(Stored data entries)
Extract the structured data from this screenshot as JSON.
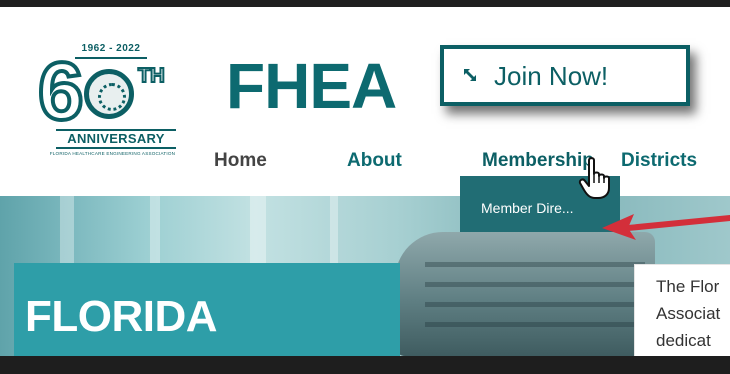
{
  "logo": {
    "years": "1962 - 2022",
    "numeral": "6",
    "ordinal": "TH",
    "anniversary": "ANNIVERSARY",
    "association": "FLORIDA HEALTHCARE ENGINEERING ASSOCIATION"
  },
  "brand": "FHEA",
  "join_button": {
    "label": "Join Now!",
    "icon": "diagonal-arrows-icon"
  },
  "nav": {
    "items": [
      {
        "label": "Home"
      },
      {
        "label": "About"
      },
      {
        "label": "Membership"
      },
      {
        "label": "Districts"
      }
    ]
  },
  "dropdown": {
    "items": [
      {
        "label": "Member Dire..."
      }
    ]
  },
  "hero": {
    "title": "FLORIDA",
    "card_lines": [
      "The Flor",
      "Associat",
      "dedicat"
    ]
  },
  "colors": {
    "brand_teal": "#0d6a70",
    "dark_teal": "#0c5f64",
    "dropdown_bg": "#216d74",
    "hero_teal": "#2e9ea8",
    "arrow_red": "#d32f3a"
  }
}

--

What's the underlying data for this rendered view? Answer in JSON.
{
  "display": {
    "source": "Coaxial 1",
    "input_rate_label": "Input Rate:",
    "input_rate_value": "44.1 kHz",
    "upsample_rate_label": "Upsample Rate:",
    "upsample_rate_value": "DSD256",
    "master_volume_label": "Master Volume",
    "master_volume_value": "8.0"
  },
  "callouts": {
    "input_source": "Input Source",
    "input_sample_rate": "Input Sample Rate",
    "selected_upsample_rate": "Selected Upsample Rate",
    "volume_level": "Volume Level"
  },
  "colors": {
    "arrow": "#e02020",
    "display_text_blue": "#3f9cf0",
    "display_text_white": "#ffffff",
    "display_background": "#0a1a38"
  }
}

* * *

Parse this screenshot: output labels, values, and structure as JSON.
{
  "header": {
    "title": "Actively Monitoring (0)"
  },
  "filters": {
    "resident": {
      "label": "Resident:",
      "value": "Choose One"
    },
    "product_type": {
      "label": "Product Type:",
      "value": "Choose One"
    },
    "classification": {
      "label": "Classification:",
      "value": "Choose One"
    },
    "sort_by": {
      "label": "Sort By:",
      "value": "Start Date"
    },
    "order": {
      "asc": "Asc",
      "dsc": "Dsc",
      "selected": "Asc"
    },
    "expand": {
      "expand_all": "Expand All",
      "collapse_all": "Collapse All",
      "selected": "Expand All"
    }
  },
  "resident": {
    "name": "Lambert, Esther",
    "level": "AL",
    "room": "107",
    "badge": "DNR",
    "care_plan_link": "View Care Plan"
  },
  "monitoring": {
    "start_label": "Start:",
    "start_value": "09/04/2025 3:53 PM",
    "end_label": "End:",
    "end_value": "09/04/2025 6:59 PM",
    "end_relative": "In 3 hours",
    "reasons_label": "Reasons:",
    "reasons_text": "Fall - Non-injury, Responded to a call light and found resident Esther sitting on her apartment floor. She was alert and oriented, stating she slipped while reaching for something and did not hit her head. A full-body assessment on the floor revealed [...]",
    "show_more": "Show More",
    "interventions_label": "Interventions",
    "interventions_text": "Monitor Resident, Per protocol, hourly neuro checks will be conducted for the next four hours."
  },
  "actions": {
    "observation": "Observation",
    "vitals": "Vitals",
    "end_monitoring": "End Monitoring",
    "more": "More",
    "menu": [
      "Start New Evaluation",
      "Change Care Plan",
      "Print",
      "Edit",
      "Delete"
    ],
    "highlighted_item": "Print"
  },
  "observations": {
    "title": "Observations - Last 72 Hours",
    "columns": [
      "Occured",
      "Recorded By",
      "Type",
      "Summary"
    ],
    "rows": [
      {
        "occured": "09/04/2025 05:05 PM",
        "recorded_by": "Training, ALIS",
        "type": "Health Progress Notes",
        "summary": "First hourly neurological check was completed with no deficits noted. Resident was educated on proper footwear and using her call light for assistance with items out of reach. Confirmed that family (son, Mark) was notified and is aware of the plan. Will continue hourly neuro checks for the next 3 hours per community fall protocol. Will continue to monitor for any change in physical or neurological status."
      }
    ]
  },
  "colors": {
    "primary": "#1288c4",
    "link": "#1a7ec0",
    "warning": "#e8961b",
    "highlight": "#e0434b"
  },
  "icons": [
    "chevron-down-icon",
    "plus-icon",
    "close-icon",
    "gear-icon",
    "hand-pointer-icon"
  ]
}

- Work to complete -
Locate the word "screenshot" in the entries, and copy every line where it is found.

- Final answer -
Extract the structured data from this screenshot as JSON.
Parse this screenshot: output labels, values, and structure as JSON.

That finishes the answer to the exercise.